Excerpts from a layout annotation set:

....

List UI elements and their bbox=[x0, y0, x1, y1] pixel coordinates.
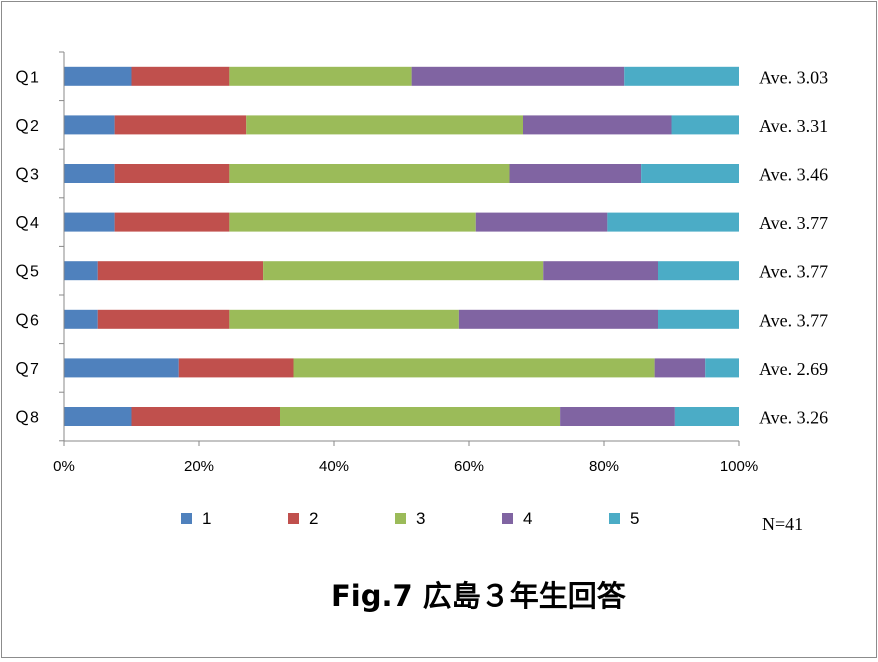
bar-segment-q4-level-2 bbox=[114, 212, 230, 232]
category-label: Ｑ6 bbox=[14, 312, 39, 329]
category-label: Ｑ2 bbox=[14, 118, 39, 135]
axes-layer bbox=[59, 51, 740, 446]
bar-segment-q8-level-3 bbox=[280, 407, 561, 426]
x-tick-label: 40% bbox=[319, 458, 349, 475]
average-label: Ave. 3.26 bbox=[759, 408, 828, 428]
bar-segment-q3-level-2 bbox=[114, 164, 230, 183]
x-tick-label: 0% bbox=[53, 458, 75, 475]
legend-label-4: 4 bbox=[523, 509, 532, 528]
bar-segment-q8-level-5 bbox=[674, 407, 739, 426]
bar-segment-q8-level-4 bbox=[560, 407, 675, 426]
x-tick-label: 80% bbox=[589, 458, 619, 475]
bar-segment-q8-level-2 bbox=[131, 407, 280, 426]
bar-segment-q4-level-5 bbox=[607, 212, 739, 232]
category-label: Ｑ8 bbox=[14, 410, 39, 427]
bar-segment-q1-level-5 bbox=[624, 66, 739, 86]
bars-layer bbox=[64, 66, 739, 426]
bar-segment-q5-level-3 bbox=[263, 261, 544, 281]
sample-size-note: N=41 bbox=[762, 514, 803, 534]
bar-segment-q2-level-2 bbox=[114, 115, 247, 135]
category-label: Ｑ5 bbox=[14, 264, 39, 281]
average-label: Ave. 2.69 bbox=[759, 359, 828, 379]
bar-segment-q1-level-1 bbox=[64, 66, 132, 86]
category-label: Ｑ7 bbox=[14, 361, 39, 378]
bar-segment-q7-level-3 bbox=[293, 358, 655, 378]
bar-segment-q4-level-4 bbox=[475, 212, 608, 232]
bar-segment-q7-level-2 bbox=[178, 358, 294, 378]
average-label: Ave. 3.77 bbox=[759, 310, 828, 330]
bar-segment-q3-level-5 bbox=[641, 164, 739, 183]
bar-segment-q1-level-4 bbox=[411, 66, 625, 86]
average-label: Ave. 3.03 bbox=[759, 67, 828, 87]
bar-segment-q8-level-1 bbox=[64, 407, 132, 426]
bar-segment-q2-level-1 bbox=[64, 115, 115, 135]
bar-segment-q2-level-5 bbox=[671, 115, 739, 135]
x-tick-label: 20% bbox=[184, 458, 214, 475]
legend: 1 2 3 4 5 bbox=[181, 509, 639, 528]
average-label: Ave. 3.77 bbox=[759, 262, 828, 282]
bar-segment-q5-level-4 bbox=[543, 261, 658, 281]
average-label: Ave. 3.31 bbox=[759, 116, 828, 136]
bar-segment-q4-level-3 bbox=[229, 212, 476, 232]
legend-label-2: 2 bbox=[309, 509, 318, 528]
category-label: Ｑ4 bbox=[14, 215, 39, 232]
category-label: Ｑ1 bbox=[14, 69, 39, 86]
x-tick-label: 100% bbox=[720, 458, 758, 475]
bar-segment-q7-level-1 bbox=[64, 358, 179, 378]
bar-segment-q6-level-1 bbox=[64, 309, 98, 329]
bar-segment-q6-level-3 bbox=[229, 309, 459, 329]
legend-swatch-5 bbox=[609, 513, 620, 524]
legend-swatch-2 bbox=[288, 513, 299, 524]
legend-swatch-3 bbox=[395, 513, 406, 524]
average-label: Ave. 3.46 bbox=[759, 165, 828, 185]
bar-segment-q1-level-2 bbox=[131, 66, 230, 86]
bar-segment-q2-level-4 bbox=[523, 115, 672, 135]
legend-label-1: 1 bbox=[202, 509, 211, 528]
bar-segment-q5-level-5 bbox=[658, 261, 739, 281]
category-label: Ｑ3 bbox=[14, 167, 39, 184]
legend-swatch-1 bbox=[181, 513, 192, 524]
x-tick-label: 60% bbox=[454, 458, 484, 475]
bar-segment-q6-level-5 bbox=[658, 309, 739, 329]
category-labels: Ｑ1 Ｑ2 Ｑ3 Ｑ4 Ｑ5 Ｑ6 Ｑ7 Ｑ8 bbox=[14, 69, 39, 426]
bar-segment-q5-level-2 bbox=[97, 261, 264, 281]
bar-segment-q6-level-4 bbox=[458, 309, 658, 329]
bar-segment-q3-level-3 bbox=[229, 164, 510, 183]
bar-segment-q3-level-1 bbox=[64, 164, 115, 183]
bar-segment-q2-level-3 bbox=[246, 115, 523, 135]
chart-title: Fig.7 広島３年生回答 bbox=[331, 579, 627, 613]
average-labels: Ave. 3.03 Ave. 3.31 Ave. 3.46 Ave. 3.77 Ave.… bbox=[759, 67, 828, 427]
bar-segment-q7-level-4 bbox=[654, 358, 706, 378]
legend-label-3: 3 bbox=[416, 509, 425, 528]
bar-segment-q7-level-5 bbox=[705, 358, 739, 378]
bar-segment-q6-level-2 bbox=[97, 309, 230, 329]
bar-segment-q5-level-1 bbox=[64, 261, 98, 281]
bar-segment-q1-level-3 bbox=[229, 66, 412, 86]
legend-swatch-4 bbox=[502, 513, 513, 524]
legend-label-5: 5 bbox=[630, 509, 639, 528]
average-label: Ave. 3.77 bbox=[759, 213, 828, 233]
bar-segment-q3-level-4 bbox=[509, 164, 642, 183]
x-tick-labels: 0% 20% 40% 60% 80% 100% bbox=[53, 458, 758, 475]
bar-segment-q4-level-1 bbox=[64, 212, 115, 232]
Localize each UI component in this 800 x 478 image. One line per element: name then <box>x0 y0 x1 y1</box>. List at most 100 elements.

....

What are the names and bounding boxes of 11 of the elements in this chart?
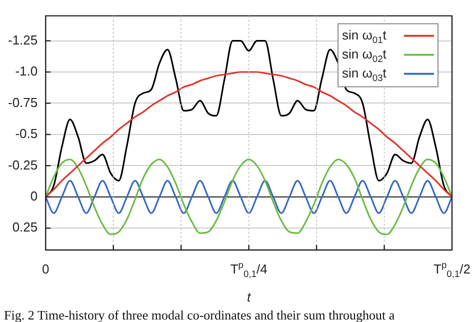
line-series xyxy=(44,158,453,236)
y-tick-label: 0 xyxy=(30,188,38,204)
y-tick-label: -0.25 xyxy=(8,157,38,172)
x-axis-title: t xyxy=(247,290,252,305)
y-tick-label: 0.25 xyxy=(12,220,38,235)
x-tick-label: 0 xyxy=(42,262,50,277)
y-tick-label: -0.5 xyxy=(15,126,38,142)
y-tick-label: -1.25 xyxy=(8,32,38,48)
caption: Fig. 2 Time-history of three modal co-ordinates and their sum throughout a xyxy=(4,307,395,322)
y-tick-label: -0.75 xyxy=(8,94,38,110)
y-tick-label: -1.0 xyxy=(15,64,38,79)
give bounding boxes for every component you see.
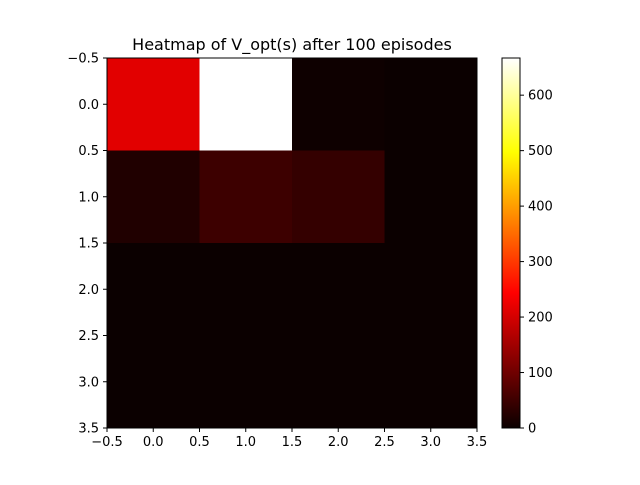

....

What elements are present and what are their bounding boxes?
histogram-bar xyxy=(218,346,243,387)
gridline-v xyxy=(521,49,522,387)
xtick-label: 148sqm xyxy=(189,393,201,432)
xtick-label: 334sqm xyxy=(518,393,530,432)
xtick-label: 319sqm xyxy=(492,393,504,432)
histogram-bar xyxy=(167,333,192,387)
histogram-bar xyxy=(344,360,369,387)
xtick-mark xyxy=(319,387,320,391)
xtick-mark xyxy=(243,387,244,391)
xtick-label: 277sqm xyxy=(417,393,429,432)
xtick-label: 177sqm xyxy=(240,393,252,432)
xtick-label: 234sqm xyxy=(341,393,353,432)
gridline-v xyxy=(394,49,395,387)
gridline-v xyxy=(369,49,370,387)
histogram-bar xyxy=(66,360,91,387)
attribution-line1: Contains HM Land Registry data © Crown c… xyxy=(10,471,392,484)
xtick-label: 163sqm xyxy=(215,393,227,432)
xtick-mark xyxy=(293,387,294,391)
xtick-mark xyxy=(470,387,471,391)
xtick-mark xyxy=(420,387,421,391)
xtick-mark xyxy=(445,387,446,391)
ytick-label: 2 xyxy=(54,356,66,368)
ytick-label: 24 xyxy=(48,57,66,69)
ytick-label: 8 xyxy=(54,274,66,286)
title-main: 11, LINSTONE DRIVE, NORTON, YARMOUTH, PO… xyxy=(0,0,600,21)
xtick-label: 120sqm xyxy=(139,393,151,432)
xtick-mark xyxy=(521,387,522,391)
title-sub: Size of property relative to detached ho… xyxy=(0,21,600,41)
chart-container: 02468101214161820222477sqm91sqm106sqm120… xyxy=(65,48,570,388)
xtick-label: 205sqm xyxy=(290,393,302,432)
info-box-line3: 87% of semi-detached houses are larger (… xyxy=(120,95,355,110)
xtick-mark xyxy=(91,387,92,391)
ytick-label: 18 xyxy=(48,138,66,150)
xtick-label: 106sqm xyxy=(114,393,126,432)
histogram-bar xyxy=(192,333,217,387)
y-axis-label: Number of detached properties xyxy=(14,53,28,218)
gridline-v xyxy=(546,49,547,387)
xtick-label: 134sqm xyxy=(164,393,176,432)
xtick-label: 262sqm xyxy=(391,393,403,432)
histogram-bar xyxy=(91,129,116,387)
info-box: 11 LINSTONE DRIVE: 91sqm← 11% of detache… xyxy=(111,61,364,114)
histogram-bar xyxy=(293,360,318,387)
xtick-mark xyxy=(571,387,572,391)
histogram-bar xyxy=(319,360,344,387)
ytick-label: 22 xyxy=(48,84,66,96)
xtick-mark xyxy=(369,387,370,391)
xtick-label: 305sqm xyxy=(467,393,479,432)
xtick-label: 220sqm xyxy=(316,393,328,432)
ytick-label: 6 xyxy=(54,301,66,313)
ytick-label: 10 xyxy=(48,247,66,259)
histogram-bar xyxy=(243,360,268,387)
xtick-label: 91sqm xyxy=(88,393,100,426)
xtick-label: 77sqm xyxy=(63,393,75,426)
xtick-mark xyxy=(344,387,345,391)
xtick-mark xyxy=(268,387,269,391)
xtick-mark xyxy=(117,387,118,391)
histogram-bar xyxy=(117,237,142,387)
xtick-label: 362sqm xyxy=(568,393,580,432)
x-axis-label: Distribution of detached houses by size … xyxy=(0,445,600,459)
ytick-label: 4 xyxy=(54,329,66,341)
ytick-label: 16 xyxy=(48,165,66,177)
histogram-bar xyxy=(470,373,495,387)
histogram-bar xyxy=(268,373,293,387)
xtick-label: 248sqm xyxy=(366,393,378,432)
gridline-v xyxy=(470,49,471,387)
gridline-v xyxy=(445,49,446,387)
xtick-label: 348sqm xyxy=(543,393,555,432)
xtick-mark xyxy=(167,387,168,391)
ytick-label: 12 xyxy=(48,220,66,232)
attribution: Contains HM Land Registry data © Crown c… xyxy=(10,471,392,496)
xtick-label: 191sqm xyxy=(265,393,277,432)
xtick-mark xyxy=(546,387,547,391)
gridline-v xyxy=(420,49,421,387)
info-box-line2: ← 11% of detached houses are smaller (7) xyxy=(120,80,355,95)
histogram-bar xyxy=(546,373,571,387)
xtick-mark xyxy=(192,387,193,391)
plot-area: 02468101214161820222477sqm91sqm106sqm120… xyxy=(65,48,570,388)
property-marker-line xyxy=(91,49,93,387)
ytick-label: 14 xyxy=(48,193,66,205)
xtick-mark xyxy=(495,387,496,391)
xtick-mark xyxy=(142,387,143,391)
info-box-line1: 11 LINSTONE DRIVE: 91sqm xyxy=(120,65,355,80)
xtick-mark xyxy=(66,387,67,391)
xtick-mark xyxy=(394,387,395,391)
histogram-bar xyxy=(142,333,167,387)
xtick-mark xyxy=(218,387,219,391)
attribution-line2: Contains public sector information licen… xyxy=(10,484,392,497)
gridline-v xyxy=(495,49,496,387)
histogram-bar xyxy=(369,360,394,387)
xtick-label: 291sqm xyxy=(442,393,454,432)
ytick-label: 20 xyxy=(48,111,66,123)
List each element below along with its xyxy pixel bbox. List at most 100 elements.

....

Can you reproduce the lines from the one with "What are the names" up to and including the one with "give bounding boxes", substituting "box coordinates" for each "bounding boxes" and leaving everything else unchanged? Omit the pictures.

What are the names and box coordinates of 11 of the elements in this chart?
line-series xyxy=(44,158,453,236)
y-tick-label: 0 xyxy=(30,188,38,204)
y-tick-label: -0.25 xyxy=(8,157,38,172)
x-axis-title: t xyxy=(247,290,252,305)
y-tick-label: 0.25 xyxy=(12,220,38,235)
x-tick-label: 0 xyxy=(42,262,50,277)
y-tick-label: -0.5 xyxy=(15,126,38,142)
y-tick-label: -1.25 xyxy=(8,32,38,48)
caption: Fig. 2 Time-history of three modal co-ordinates and their sum throughout a xyxy=(4,307,395,322)
y-tick-label: -0.75 xyxy=(8,94,38,110)
y-tick-label: -1.0 xyxy=(15,64,38,79)
give box coordinates for every component you see.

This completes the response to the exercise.